## EXERCISE INPUTS
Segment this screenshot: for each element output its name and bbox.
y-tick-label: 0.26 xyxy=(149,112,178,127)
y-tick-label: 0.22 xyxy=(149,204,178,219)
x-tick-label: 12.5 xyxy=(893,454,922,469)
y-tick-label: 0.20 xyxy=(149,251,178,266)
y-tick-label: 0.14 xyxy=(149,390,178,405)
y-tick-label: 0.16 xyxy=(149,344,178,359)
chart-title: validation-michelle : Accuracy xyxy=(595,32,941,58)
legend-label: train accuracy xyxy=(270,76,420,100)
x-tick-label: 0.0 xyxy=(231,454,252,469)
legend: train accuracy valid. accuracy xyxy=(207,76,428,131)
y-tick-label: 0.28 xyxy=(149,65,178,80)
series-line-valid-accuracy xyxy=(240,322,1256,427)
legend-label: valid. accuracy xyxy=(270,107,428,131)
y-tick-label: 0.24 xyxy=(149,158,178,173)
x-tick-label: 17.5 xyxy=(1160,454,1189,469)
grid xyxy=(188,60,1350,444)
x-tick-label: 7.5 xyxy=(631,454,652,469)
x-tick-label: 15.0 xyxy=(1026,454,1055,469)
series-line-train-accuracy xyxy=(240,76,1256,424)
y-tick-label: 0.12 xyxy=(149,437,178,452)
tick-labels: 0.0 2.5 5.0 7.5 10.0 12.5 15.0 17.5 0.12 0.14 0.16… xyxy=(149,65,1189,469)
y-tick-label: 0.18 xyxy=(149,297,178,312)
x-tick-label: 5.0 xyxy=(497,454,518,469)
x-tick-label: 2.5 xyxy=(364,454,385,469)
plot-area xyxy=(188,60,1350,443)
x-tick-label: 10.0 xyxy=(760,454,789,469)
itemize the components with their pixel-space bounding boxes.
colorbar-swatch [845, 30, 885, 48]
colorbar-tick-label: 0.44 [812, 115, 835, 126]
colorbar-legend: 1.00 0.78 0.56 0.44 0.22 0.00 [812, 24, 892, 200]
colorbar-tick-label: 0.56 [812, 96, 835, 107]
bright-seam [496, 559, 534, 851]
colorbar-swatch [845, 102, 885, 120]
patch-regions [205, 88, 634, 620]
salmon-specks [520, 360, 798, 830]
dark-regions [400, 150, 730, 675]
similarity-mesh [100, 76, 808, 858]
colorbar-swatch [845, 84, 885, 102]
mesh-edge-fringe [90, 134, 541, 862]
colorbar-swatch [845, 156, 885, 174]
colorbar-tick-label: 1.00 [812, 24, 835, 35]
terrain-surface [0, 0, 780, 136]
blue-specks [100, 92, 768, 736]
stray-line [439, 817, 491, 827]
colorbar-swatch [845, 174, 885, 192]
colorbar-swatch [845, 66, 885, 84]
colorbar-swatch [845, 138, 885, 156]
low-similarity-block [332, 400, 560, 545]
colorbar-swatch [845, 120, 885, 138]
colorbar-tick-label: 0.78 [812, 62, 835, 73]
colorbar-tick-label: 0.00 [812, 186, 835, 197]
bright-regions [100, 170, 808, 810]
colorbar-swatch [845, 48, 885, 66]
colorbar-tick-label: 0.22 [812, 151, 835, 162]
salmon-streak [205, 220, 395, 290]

## WORK TO BE COMPLETED
Copy out the entries above verbatim, from the very first line down to the line that contains "y-tick-label: 0.28 xyxy=(149,65,178,80)", including both of those lines.

## RESPONSE FOR THIS EXERCISE
Segment this screenshot: for each element output its name and bbox.
y-tick-label: 0.26 xyxy=(149,112,178,127)
y-tick-label: 0.22 xyxy=(149,204,178,219)
x-tick-label: 12.5 xyxy=(893,454,922,469)
y-tick-label: 0.20 xyxy=(149,251,178,266)
y-tick-label: 0.14 xyxy=(149,390,178,405)
y-tick-label: 0.16 xyxy=(149,344,178,359)
chart-title: validation-michelle : Accuracy xyxy=(595,32,941,58)
legend-label: train accuracy xyxy=(270,76,420,100)
x-tick-label: 0.0 xyxy=(231,454,252,469)
legend: train accuracy valid. accuracy xyxy=(207,76,428,131)
y-tick-label: 0.28 xyxy=(149,65,178,80)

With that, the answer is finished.